Extracted records
========

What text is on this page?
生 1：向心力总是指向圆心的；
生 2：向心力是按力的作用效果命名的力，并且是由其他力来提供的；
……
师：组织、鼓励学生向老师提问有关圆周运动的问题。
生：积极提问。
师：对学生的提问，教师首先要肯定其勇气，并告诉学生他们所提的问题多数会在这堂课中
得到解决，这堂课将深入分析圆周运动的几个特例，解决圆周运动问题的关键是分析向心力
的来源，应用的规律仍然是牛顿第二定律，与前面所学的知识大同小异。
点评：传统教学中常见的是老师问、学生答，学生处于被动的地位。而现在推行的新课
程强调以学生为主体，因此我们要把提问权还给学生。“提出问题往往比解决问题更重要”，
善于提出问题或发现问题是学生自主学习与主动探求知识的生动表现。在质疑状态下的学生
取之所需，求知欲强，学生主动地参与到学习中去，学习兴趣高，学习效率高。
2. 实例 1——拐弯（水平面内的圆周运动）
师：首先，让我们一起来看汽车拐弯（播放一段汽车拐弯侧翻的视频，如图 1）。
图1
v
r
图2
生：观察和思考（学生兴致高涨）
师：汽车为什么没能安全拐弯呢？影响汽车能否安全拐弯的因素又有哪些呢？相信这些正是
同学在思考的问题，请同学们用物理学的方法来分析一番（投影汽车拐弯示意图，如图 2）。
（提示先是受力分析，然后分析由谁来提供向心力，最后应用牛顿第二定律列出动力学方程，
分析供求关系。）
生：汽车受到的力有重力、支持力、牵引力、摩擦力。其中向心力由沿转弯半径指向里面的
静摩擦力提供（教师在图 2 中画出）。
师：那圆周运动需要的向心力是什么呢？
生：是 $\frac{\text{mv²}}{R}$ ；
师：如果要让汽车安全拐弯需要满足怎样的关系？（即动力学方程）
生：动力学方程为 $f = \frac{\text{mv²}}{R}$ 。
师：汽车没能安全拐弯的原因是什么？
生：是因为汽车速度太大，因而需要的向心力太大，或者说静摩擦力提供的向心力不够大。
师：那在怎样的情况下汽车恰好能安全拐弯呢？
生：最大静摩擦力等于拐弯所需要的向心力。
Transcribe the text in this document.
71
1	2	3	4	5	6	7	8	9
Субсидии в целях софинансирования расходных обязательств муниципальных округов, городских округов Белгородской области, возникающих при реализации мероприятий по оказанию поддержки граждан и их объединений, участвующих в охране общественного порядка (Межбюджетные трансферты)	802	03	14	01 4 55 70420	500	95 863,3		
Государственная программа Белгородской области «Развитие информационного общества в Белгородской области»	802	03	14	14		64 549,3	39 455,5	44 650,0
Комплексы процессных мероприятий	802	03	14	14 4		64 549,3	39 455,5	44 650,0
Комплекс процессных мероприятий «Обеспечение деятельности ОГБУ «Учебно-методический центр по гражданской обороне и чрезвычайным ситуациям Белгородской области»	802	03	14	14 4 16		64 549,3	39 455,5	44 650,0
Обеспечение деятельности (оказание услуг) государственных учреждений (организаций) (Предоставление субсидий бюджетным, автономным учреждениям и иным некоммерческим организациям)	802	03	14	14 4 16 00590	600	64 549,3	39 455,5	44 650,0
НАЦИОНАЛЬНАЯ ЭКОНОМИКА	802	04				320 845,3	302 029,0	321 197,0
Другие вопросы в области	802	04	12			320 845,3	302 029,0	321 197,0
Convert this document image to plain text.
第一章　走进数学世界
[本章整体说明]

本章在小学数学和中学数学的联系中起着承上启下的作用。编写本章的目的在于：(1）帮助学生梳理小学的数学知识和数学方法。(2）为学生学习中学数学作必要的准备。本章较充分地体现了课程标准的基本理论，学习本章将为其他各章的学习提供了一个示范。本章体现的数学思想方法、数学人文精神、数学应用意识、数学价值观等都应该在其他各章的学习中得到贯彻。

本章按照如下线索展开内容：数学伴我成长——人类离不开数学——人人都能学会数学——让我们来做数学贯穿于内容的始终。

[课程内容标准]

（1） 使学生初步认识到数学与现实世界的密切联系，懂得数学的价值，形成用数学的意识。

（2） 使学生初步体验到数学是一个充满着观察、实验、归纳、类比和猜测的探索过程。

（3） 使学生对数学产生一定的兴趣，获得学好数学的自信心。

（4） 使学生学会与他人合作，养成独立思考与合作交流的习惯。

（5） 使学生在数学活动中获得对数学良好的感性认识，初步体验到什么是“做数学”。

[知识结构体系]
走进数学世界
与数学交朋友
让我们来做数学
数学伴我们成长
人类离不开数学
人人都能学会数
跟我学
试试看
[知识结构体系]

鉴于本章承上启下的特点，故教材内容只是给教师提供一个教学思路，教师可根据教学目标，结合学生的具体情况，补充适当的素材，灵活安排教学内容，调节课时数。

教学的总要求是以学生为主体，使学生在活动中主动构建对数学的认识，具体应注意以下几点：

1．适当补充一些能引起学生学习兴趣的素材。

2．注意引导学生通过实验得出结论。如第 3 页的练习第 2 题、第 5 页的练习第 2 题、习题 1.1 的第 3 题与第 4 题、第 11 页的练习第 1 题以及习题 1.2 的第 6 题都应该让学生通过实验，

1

========

To be done
Select every line above that contains the word "this", and copy it.

The response
What text is on this page?
Transcribe the text in this document.
Convert this document image to plain text.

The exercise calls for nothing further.